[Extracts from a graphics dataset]
((
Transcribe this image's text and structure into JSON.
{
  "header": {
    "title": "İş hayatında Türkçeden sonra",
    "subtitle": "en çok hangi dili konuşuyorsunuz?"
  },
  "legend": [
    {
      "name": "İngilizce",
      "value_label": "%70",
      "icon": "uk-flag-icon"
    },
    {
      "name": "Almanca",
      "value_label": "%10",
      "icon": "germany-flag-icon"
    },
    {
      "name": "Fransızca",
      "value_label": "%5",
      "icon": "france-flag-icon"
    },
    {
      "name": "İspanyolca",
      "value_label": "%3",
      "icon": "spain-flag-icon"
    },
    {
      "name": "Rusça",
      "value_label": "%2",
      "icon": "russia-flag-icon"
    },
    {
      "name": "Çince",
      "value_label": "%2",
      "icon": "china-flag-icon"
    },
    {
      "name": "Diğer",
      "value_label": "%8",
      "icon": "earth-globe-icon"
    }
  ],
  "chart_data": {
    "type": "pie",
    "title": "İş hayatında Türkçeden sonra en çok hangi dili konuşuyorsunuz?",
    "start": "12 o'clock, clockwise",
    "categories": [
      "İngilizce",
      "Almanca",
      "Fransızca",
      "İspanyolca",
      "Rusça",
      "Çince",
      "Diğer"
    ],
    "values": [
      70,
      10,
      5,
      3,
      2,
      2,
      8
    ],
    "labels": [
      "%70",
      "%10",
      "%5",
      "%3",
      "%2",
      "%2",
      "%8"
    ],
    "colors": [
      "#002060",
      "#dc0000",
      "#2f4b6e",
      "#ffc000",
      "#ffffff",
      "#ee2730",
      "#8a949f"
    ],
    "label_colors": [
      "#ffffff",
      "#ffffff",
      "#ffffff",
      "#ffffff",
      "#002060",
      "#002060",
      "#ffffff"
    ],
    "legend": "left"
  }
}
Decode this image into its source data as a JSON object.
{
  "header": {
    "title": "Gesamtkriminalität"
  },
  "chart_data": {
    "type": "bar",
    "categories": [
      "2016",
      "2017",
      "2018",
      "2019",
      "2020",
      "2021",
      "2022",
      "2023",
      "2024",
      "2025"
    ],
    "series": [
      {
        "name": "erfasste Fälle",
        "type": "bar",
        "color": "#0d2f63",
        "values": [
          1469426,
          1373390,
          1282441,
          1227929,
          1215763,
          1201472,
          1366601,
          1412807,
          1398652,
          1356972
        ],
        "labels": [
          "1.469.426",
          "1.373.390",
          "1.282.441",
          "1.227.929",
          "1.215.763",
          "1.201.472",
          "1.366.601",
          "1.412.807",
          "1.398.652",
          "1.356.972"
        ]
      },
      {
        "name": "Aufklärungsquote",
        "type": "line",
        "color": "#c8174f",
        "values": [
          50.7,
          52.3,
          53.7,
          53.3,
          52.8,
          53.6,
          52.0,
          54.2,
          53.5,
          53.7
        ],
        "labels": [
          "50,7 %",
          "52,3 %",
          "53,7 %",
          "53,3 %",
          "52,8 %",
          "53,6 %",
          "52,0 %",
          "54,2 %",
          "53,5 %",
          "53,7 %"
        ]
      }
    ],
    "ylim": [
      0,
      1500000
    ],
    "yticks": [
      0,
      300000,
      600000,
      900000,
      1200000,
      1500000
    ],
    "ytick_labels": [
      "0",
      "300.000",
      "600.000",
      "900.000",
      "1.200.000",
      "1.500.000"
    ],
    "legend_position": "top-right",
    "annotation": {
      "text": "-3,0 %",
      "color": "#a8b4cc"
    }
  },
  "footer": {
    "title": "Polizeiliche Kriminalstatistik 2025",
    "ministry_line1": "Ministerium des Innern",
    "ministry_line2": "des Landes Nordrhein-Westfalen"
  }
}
))
== Problem statement ==
Print the records above exactly as they appear.

== Completed exercise ==
Transcribe this image's text and structure into JSON.
{
  "header": {
    "title": "İş hayatında Türkçeden sonra",
    "subtitle": "en çok hangi dili konuşuyorsunuz?"
  },
  "legend": [
    {
      "name": "İngilizce",
      "value_label": "%70",
      "icon": "uk-flag-icon"
    },
    {
      "name": "Almanca",
      "value_label": "%10",
      "icon": "germany-flag-icon"
    },
    {
      "name": "Fransızca",
      "value_label": "%5",
      "icon": "france-flag-icon"
    },
    {
      "name": "İspanyolca",
      "value_label": "%3",
      "icon": "spain-flag-icon"
    },
    {
      "name": "Rusça",
      "value_label": "%2",
      "icon": "russia-flag-icon"
    },
    {
      "name": "Çince",
      "value_label": "%2",
      "icon": "china-flag-icon"
    },
    {
      "name": "Diğer",
      "value_label": "%8",
      "icon": "earth-globe-icon"
    }
  ],
  "chart_data": {
    "type": "pie",
    "title": "İş hayatında Türkçeden sonra en çok hangi dili konuşuyorsunuz?",
    "start": "12 o'clock, clockwise",
    "categories": [
      "İngilizce",
      "Almanca",
      "Fransızca",
      "İspanyolca",
      "Rusça",
      "Çince",
      "Diğer"
    ],
    "values": [
      70,
      10,
      5,
      3,
      2,
      2,
      8
    ],
    "labels": [
      "%70",
      "%10",
      "%5",
      "%3",
      "%2",
      "%2",
      "%8"
    ],
    "colors": [
      "#002060",
      "#dc0000",
      "#2f4b6e",
      "#ffc000",
      "#ffffff",
      "#ee2730",
      "#8a949f"
    ],
    "label_colors": [
      "#ffffff",
      "#ffffff",
      "#ffffff",
      "#ffffff",
      "#002060",
      "#002060",
      "#ffffff"
    ],
    "legend": "left"
  }
}
Decode this image into its source data as a JSON object.
{
  "header": {
    "title": "Gesamtkriminalität"
  },
  "chart_data": {
    "type": "bar",
    "categories": [
      "2016",
      "2017",
      "2018",
      "2019",
      "2020",
      "2021",
      "2022",
      "2023",
      "2024",
      "2025"
    ],
    "series": [
      {
        "name": "erfasste Fälle",
        "type": "bar",
        "color": "#0d2f63",
        "values": [
          1469426,
          1373390,
          1282441,
          1227929,
          1215763,
          1201472,
          1366601,
          1412807,
          1398652,
          1356972
        ],
        "labels": [
          "1.469.426",
          "1.373.390",
          "1.282.441",
          "1.227.929",
          "1.215.763",
          "1.201.472",
          "1.366.601",
          "1.412.807",
          "1.398.652",
          "1.356.972"
        ]
      },
      {
        "name": "Aufklärungsquote",
        "type": "line",
        "color": "#c8174f",
        "values": [
          50.7,
          52.3,
          53.7,
          53.3,
          52.8,
          53.6,
          52.0,
          54.2,
          53.5,
          53.7
        ],
        "labels": [
          "50,7 %",
          "52,3 %",
          "53,7 %",
          "53,3 %",
          "52,8 %",
          "53,6 %",
          "52,0 %",
          "54,2 %",
          "53,5 %",
          "53,7 %"
        ]
      }
    ],
    "ylim": [
      0,
      1500000
    ],
    "yticks": [
      0,
      300000,
      600000,
      900000,
      1200000,
      1500000
    ],
    "ytick_labels": [
      "0",
      "300.000",
      "600.000",
      "900.000",
      "1.200.000",
      "1.500.000"
    ],
    "legend_position": "top-right",
    "annotation": {
      "text": "-3,0 %",
      "color": "#a8b4cc"
    }
  },
  "footer": {
    "title": "Polizeiliche Kriminalstatistik 2025",
    "ministry_line1": "Ministerium des Innern",
    "ministry_line2": "des Landes Nordrhein-Westfalen"
  }
}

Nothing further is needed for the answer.